Dataset records:
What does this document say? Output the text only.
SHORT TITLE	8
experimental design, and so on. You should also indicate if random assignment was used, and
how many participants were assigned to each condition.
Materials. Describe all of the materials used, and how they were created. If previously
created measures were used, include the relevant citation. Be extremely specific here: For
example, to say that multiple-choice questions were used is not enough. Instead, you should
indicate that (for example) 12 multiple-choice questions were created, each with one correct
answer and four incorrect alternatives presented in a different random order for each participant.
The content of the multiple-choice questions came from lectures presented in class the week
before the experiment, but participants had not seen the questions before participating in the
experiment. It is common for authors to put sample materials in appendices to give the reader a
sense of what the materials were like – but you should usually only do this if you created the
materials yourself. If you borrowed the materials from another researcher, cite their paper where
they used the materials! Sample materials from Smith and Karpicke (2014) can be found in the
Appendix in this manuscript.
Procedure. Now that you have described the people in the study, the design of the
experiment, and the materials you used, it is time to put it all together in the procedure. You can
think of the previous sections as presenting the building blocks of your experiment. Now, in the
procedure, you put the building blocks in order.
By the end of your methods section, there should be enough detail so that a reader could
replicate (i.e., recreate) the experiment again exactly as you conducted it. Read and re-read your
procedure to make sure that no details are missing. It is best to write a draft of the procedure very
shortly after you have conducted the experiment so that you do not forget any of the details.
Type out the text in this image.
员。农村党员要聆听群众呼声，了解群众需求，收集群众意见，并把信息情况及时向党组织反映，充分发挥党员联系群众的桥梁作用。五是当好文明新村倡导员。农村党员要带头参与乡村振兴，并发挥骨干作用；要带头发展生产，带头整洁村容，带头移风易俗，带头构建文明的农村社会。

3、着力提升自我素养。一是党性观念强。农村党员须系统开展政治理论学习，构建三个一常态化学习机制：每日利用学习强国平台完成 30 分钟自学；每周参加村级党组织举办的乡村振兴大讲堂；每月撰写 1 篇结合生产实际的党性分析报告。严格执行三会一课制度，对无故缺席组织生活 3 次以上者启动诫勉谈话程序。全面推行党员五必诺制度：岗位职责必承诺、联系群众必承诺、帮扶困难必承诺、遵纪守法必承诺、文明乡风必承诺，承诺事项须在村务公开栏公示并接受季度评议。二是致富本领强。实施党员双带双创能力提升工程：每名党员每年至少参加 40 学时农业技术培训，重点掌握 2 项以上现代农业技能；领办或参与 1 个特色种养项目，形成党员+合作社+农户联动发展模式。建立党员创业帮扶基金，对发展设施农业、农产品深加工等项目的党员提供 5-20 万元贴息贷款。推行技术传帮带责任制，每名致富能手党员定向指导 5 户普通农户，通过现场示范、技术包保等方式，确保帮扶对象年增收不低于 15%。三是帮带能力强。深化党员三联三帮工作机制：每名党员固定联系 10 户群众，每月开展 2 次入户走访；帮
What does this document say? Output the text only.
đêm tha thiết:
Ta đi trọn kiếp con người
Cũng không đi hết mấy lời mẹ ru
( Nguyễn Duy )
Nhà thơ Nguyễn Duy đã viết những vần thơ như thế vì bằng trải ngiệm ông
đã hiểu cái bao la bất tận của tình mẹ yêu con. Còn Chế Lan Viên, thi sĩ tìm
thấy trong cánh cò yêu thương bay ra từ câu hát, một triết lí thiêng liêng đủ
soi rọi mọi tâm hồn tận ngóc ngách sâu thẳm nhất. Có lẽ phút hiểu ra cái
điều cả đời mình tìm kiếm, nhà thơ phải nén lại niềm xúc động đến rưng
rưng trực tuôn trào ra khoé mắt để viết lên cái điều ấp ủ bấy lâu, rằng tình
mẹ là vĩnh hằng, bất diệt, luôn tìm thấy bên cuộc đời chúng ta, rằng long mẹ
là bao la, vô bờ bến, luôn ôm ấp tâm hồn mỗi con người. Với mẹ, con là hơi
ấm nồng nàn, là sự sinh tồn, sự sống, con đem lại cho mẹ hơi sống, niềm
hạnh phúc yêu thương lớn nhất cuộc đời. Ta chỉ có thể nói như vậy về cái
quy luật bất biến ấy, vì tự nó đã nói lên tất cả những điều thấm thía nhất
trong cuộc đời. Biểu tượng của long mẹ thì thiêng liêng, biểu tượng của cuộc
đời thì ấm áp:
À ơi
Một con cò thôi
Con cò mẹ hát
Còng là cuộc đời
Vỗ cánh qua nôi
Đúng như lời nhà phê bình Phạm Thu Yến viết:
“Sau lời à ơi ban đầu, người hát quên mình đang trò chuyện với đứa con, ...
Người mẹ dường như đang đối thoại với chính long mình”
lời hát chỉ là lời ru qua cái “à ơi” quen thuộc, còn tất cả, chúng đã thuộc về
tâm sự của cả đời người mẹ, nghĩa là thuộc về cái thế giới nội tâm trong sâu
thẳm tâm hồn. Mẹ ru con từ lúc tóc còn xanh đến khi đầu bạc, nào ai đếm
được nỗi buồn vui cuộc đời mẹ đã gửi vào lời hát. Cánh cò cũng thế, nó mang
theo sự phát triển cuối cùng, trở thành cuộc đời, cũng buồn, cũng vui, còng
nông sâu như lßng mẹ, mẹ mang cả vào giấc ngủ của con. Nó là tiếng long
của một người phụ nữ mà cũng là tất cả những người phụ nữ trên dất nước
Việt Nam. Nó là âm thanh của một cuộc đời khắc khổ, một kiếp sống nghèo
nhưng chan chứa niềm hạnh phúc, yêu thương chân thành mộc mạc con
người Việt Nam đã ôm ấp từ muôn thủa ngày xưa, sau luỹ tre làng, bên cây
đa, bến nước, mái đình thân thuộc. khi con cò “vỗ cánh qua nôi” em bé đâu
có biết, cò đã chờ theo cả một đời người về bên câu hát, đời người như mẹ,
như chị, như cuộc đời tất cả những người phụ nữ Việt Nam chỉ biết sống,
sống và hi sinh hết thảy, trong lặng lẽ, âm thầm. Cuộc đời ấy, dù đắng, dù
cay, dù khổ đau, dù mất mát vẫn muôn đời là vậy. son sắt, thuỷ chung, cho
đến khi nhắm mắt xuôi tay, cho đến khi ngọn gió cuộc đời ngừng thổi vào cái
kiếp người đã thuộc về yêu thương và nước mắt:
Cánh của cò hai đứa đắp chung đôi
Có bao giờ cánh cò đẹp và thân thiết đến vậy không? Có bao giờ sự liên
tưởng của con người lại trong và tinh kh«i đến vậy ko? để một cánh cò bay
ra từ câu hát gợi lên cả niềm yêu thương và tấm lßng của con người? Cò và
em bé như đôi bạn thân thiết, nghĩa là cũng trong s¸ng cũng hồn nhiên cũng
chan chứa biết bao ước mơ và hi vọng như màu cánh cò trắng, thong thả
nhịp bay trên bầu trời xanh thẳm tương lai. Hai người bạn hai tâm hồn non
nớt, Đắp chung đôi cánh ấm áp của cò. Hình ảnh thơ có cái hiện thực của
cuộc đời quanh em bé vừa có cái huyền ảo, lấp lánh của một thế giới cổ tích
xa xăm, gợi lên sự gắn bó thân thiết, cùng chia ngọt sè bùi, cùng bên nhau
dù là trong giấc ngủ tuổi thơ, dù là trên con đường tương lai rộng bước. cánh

Goal:
All entries must be repeated verbatim.

The reply:
What does this document say? Output the text only.
SHORT TITLE	8
experimental design, and so on. You should also indicate if random assignment was used, and
how many participants were assigned to each condition.
Materials. Describe all of the materials used, and how they were created. If previously
created measures were used, include the relevant citation. Be extremely specific here: For
example, to say that multiple-choice questions were used is not enough. Instead, you should
indicate that (for example) 12 multiple-choice questions were created, each with one correct
answer and four incorrect alternatives presented in a different random order for each participant.
The content of the multiple-choice questions came from lectures presented in class the week
before the experiment, but participants had not seen the questions before participating in the
experiment. It is common for authors to put sample materials in appendices to give the reader a
sense of what the materials were like – but you should usually only do this if you created the
materials yourself. If you borrowed the materials from another researcher, cite their paper where
they used the materials! Sample materials from Smith and Karpicke (2014) can be found in the
Appendix in this manuscript.
Procedure. Now that you have described the people in the study, the design of the
experiment, and the materials you used, it is time to put it all together in the procedure. You can
think of the previous sections as presenting the building blocks of your experiment. Now, in the
procedure, you put the building blocks in order.
By the end of your methods section, there should be enough detail so that a reader could
replicate (i.e., recreate) the experiment again exactly as you conducted it. Read and re-read your
procedure to make sure that no details are missing. It is best to write a draft of the procedure very
shortly after you have conducted the experiment so that you do not forget any of the details.
Type out the text in this image.
员。农村党员要聆听群众呼声，了解群众需求，收集群众意见，并把信息情况及时向党组织反映，充分发挥党员联系群众的桥梁作用。五是当好文明新村倡导员。农村党员要带头参与乡村振兴，并发挥骨干作用；要带头发展生产，带头整洁村容，带头移风易俗，带头构建文明的农村社会。

3、着力提升自我素养。一是党性观念强。农村党员须系统开展政治理论学习，构建三个一常态化学习机制：每日利用学习强国平台完成 30 分钟自学；每周参加村级党组织举办的乡村振兴大讲堂；每月撰写 1 篇结合生产实际的党性分析报告。严格执行三会一课制度，对无故缺席组织生活 3 次以上者启动诫勉谈话程序。全面推行党员五必诺制度：岗位职责必承诺、联系群众必承诺、帮扶困难必承诺、遵纪守法必承诺、文明乡风必承诺，承诺事项须在村务公开栏公示并接受季度评议。二是致富本领强。实施党员双带双创能力提升工程：每名党员每年至少参加 40 学时农业技术培训，重点掌握 2 项以上现代农业技能；领办或参与 1 个特色种养项目，形成党员+合作社+农户联动发展模式。建立党员创业帮扶基金，对发展设施农业、农产品深加工等项目的党员提供 5-20 万元贴息贷款。推行技术传帮带责任制，每名致富能手党员定向指导 5 户普通农户，通过现场示范、技术包保等方式，确保帮扶对象年增收不低于 15%。三是帮带能力强。深化党员三联三帮工作机制：每名党员固定联系 10 户群众，每月开展 2 次入户走访；帮
What does this document say? Output the text only.
đêm tha thiết:
Ta đi trọn kiếp con người
Cũng không đi hết mấy lời mẹ ru
( Nguyễn Duy )
Nhà thơ Nguyễn Duy đã viết những vần thơ như thế vì bằng trải ngiệm ông
đã hiểu cái bao la bất tận của tình mẹ yêu con. Còn Chế Lan Viên, thi sĩ tìm
thấy trong cánh cò yêu thương bay ra từ câu hát, một triết lí thiêng liêng đủ
soi rọi mọi tâm hồn tận ngóc ngách sâu thẳm nhất. Có lẽ phút hiểu ra cái
điều cả đời mình tìm kiếm, nhà thơ phải nén lại niềm xúc động đến rưng
rưng trực tuôn trào ra khoé mắt để viết lên cái điều ấp ủ bấy lâu, rằng tình
mẹ là vĩnh hằng, bất diệt, luôn tìm thấy bên cuộc đời chúng ta, rằng long mẹ
là bao la, vô bờ bến, luôn ôm ấp tâm hồn mỗi con người. Với mẹ, con là hơi
ấm nồng nàn, là sự sinh tồn, sự sống, con đem lại cho mẹ hơi sống, niềm
hạnh phúc yêu thương lớn nhất cuộc đời. Ta chỉ có thể nói như vậy về cái
quy luật bất biến ấy, vì tự nó đã nói lên tất cả những điều thấm thía nhất
trong cuộc đời. Biểu tượng của long mẹ thì thiêng liêng, biểu tượng của cuộc
đời thì ấm áp:
À ơi
Một con cò thôi
Con cò mẹ hát
Còng là cuộc đời
Vỗ cánh qua nôi
Đúng như lời nhà phê bình Phạm Thu Yến viết:
“Sau lời à ơi ban đầu, người hát quên mình đang trò chuyện với đứa con, ...
Người mẹ dường như đang đối thoại với chính long mình”
lời hát chỉ là lời ru qua cái “à ơi” quen thuộc, còn tất cả, chúng đã thuộc về
tâm sự của cả đời người mẹ, nghĩa là thuộc về cái thế giới nội tâm trong sâu
thẳm tâm hồn. Mẹ ru con từ lúc tóc còn xanh đến khi đầu bạc, nào ai đếm
được nỗi buồn vui cuộc đời mẹ đã gửi vào lời hát. Cánh cò cũng thế, nó mang
theo sự phát triển cuối cùng, trở thành cuộc đời, cũng buồn, cũng vui, còng
nông sâu như lßng mẹ, mẹ mang cả vào giấc ngủ của con. Nó là tiếng long
của một người phụ nữ mà cũng là tất cả những người phụ nữ trên dất nước
Việt Nam. Nó là âm thanh của một cuộc đời khắc khổ, một kiếp sống nghèo
nhưng chan chứa niềm hạnh phúc, yêu thương chân thành mộc mạc con
người Việt Nam đã ôm ấp từ muôn thủa ngày xưa, sau luỹ tre làng, bên cây
đa, bến nước, mái đình thân thuộc. khi con cò “vỗ cánh qua nôi” em bé đâu
có biết, cò đã chờ theo cả một đời người về bên câu hát, đời người như mẹ,
như chị, như cuộc đời tất cả những người phụ nữ Việt Nam chỉ biết sống,
sống và hi sinh hết thảy, trong lặng lẽ, âm thầm. Cuộc đời ấy, dù đắng, dù
cay, dù khổ đau, dù mất mát vẫn muôn đời là vậy. son sắt, thuỷ chung, cho
đến khi nhắm mắt xuôi tay, cho đến khi ngọn gió cuộc đời ngừng thổi vào cái
kiếp người đã thuộc về yêu thương và nước mắt:
Cánh của cò hai đứa đắp chung đôi
Có bao giờ cánh cò đẹp và thân thiết đến vậy không? Có bao giờ sự liên
tưởng của con người lại trong và tinh kh«i đến vậy ko? để một cánh cò bay
ra từ câu hát gợi lên cả niềm yêu thương và tấm lßng của con người? Cò và
em bé như đôi bạn thân thiết, nghĩa là cũng trong s¸ng cũng hồn nhiên cũng
chan chứa biết bao ước mơ và hi vọng như màu cánh cò trắng, thong thả
nhịp bay trên bầu trời xanh thẳm tương lai. Hai người bạn hai tâm hồn non
nớt, Đắp chung đôi cánh ấm áp của cò. Hình ảnh thơ có cái hiện thực của
cuộc đời quanh em bé vừa có cái huyền ảo, lấp lánh của một thế giới cổ tích
xa xăm, gợi lên sự gắn bó thân thiết, cùng chia ngọt sè bùi, cùng bên nhau
dù là trong giấc ngủ tuổi thơ, dù là trên con đường tương lai rộng bước. cánh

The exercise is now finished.